» **SHORT TASK**:
Please copy the records below word for word, leaving out the pictures.

**** SUPPLIED RECORDS

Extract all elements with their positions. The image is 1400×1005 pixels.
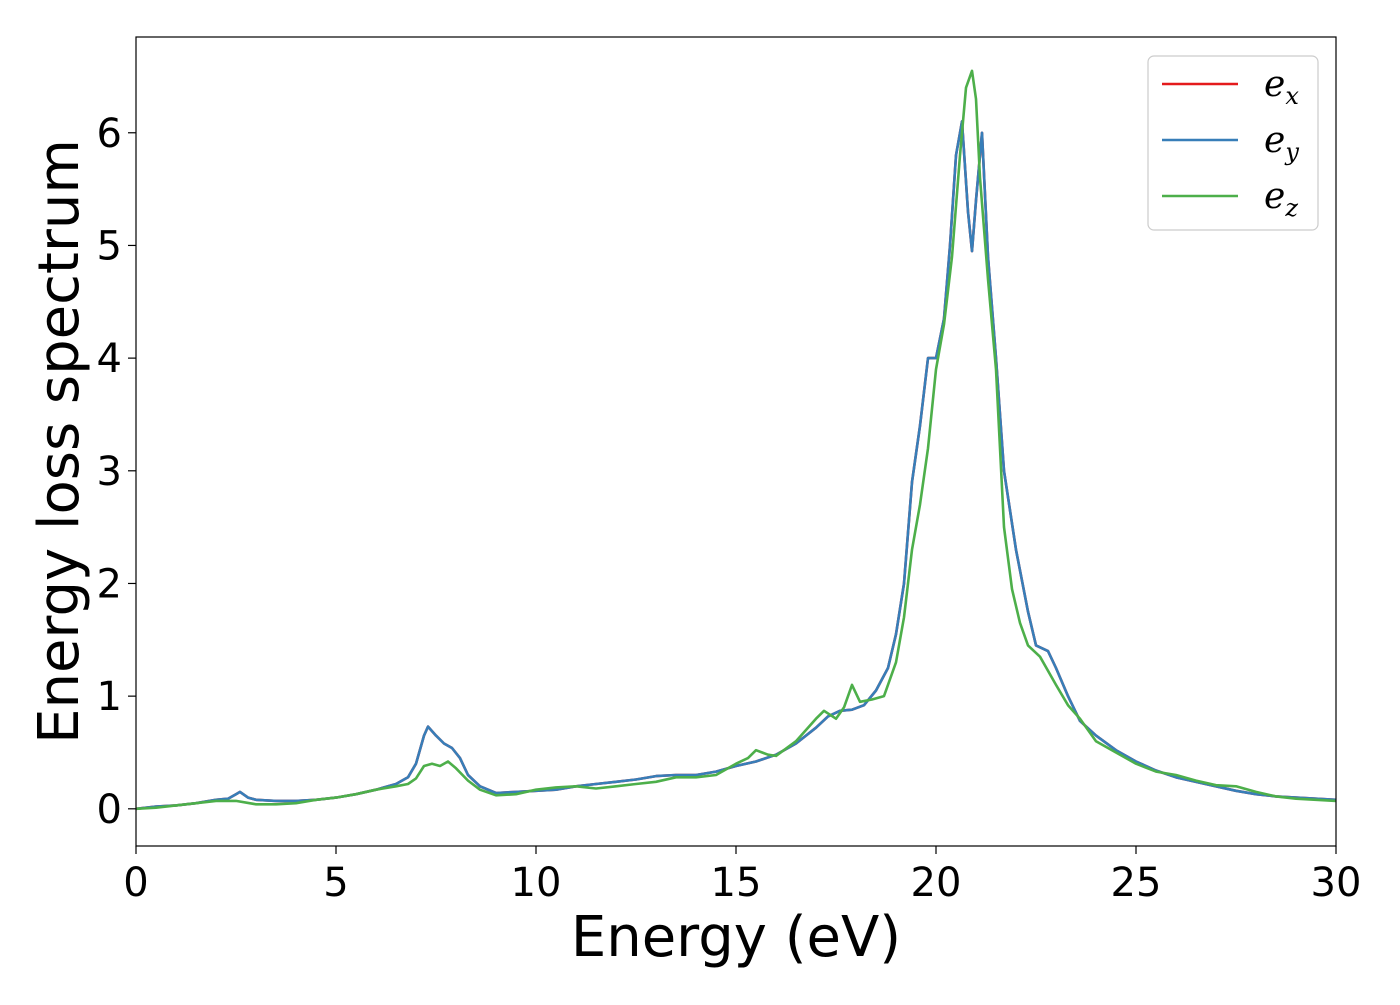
y-tick-label: 0 <box>97 787 122 833</box>
x-tick-label: 10 <box>511 860 562 906</box>
x-axis-ticks: 0 5 10 15 20 25 30 <box>123 846 1361 906</box>
legend-box <box>1147 55 1319 231</box>
legend-label: ez <box>1264 176 1298 222</box>
y-tick-label: 3 <box>97 449 122 495</box>
y-tick-label: 6 <box>97 111 122 157</box>
y-axis-title: Energy loss spectrum <box>27 139 92 744</box>
x-axis-title: Energy (eV) <box>571 905 901 970</box>
x-tick-label: 0 <box>123 860 148 906</box>
y-axis-ticks: 0 1 2 3 4 5 6 <box>97 111 136 833</box>
series-line-e-z <box>136 69 1336 811</box>
x-tick-label: 30 <box>1311 860 1362 906</box>
y-tick-label: 1 <box>97 674 122 720</box>
y-tick-label: 4 <box>97 336 122 382</box>
x-tick-label: 20 <box>911 860 962 906</box>
x-tick-label: 5 <box>323 860 348 906</box>
y-tick-label: 5 <box>97 223 122 269</box>
x-tick-label: 25 <box>1111 860 1162 906</box>
y-tick-label: 2 <box>97 561 122 607</box>
x-tick-label: 15 <box>711 860 762 906</box>
plot-lines <box>136 69 1336 811</box>
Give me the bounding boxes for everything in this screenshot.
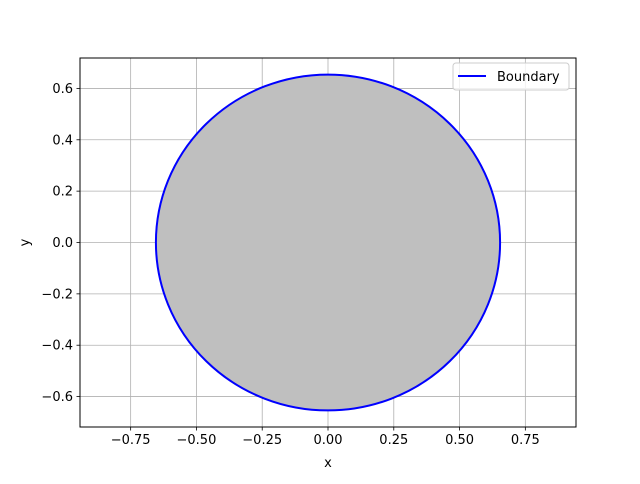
plot-data	[154, 73, 502, 412]
y-tick-label: −0.4	[41, 339, 73, 354]
x-axis-label: x	[324, 456, 332, 471]
boundary-line	[154, 73, 502, 412]
x-tick-label: 0.75	[511, 433, 540, 448]
x-tick-label: 0.50	[445, 433, 474, 448]
legend: Boundary	[452, 62, 570, 91]
x-tick-label: −0.25	[242, 433, 282, 448]
x-tick-label: 0.00	[314, 433, 343, 448]
y-tick-label: 0.0	[52, 236, 73, 251]
y-axis-label: y	[18, 238, 33, 246]
ticks: −0.75 −0.50 −0.25 0.00 0.25 0.50 0.75 −0.6 −0.4 −…	[41, 82, 539, 448]
y-tick-label: 0.6	[52, 82, 73, 97]
legend-label-boundary: Boundary	[497, 70, 560, 85]
legend-box	[452, 62, 570, 91]
y-tick-label: 0.4	[52, 133, 73, 148]
x-tick-label: −0.75	[111, 433, 151, 448]
y-tick-label: −0.2	[41, 287, 73, 302]
y-tick-label: −0.6	[41, 390, 73, 405]
y-tick-label: 0.2	[52, 185, 73, 200]
x-tick-label: 0.25	[379, 433, 408, 448]
region-fill	[155, 74, 501, 411]
x-tick-label: −0.50	[177, 433, 217, 448]
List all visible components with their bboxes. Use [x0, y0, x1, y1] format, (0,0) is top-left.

********

» **WRITTEN ANSWER**:
Extract all elements with their positions. The image is 1400×1005 pixels.
y-tick-label: 0 <box>97 787 122 833</box>
x-tick-label: 10 <box>511 860 562 906</box>
x-axis-ticks: 0 5 10 15 20 25 30 <box>123 846 1361 906</box>
legend-box <box>1147 55 1319 231</box>
legend-label: ez <box>1264 176 1298 222</box>
y-tick-label: 3 <box>97 449 122 495</box>
y-tick-label: 6 <box>97 111 122 157</box>
y-axis-title: Energy loss spectrum <box>27 139 92 744</box>
x-axis-title: Energy (eV) <box>571 905 901 970</box>
x-tick-label: 0 <box>123 860 148 906</box>
y-axis-ticks: 0 1 2 3 4 5 6 <box>97 111 136 833</box>
series-line-e-z <box>136 69 1336 811</box>
x-tick-label: 30 <box>1311 860 1362 906</box>
y-tick-label: 1 <box>97 674 122 720</box>
y-tick-label: 4 <box>97 336 122 382</box>
x-tick-label: 20 <box>911 860 962 906</box>
x-tick-label: 5 <box>323 860 348 906</box>
y-tick-label: 5 <box>97 223 122 269</box>
x-tick-label: 25 <box>1111 860 1162 906</box>
y-tick-label: 2 <box>97 561 122 607</box>
x-tick-label: 15 <box>711 860 762 906</box>
plot-lines <box>136 69 1336 811</box>
Give me the bounding boxes for everything in this screenshot.
plot-data	[154, 73, 502, 412]
y-tick-label: −0.4	[41, 339, 73, 354]
x-axis-label: x	[324, 456, 332, 471]
boundary-line	[154, 73, 502, 412]
x-tick-label: 0.75	[511, 433, 540, 448]
x-tick-label: 0.50	[445, 433, 474, 448]
legend: Boundary	[452, 62, 570, 91]
x-tick-label: −0.25	[242, 433, 282, 448]
x-tick-label: 0.00	[314, 433, 343, 448]
y-tick-label: 0.0	[52, 236, 73, 251]
y-axis-label: y	[18, 238, 33, 246]
ticks: −0.75 −0.50 −0.25 0.00 0.25 0.50 0.75 −0.6 −0.4 −…	[41, 82, 539, 448]
y-tick-label: 0.6	[52, 82, 73, 97]
legend-label-boundary: Boundary	[497, 70, 560, 85]
legend-box	[452, 62, 570, 91]
y-tick-label: 0.4	[52, 133, 73, 148]
x-tick-label: −0.75	[111, 433, 151, 448]
y-tick-label: −0.2	[41, 287, 73, 302]
y-tick-label: −0.6	[41, 390, 73, 405]
y-tick-label: 0.2	[52, 185, 73, 200]
x-tick-label: 0.25	[379, 433, 408, 448]
region-fill	[155, 74, 501, 411]
x-tick-label: −0.50	[177, 433, 217, 448]
List all visible components with their bboxes. Use [x0, y0, x1, y1] format, (0,0) is top-left.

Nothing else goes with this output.